■ **Stated problem**
Reproduce the entire listing word for word.

■ **Records provided**
......

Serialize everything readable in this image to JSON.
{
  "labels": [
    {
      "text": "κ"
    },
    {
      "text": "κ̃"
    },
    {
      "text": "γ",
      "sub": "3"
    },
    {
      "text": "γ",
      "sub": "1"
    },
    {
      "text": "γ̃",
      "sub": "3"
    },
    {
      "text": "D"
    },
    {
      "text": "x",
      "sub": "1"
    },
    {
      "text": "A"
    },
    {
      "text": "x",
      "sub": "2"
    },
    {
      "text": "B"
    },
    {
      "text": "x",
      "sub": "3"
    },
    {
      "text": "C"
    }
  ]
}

......

■ **Response for this exercise**
Serialize everything readable in this image to JSON.
{
  "labels": [
    {
      "text": "κ"
    },
    {
      "text": "κ̃"
    },
    {
      "text": "γ",
      "sub": "3"
    },
    {
      "text": "γ",
      "sub": "1"
    },
    {
      "text": "γ̃",
      "sub": "3"
    },
    {
      "text": "D"
    },
    {
      "text": "x",
      "sub": "1"
    },
    {
      "text": "A"
    },
    {
      "text": "x",
      "sub": "2"
    },
    {
      "text": "B"
    },
    {
      "text": "x",
      "sub": "3"
    },
    {
      "text": "C"
    }
  ]
}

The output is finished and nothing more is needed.